• _Instruction_
Reproduce the lines verbatim, from the first line of the block through the line containing "pltw-tagline: PROJECT LEAD", inclusive.

※ ※ ※

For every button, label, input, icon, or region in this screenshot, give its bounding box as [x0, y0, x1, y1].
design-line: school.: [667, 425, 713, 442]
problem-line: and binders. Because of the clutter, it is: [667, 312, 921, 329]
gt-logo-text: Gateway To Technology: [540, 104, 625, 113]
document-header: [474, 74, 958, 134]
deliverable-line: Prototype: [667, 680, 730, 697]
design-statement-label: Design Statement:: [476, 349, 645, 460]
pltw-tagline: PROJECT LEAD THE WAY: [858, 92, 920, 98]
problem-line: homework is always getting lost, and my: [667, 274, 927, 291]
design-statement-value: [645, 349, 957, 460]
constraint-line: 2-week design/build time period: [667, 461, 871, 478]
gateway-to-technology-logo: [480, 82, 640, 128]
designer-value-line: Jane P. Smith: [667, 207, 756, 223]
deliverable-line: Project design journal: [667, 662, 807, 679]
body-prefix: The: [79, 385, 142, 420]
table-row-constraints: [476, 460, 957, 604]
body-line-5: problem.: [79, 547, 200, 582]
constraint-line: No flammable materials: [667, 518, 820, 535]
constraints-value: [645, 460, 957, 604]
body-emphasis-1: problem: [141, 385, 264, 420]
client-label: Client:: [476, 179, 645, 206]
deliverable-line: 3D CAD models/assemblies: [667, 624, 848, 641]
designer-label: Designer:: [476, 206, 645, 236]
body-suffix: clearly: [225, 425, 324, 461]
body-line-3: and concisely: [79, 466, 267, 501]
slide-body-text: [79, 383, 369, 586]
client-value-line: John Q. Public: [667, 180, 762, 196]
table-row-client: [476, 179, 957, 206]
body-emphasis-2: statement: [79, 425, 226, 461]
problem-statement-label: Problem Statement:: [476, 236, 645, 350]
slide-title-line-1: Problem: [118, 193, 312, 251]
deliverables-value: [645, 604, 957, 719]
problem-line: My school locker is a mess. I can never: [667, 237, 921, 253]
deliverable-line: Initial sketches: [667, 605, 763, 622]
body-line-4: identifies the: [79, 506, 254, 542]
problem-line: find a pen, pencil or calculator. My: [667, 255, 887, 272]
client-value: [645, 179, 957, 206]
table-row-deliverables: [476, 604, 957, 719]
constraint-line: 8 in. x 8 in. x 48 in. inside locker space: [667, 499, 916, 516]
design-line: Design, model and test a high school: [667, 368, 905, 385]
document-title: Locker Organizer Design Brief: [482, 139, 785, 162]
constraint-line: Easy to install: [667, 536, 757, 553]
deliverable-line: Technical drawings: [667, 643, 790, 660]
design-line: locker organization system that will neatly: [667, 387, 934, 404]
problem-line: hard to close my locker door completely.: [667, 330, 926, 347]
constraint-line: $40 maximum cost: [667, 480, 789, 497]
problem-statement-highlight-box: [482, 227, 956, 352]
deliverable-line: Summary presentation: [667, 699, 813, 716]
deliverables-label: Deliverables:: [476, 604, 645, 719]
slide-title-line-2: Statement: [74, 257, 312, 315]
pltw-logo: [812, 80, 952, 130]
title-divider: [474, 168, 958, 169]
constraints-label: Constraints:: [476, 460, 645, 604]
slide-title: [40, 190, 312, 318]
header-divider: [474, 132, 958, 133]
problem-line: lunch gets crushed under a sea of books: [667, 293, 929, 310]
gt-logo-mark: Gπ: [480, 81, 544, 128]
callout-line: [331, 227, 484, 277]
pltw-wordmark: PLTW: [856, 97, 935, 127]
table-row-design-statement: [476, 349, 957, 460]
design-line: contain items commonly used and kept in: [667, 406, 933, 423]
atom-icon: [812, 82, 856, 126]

※ ※ ※

• _Expected answer_
For every button, label, input, icon, or region in this screenshot, give its bounding box as [x0, y0, x1, y1].
design-line: school.: [667, 425, 713, 442]
problem-line: and binders. Because of the clutter, it is: [667, 312, 921, 329]
gt-logo-text: Gateway To Technology: [540, 104, 625, 113]
document-header: [474, 74, 958, 134]
deliverable-line: Prototype: [667, 680, 730, 697]
design-statement-label: Design Statement:: [476, 349, 645, 460]
pltw-tagline: PROJECT LEAD THE WAY: [858, 92, 920, 98]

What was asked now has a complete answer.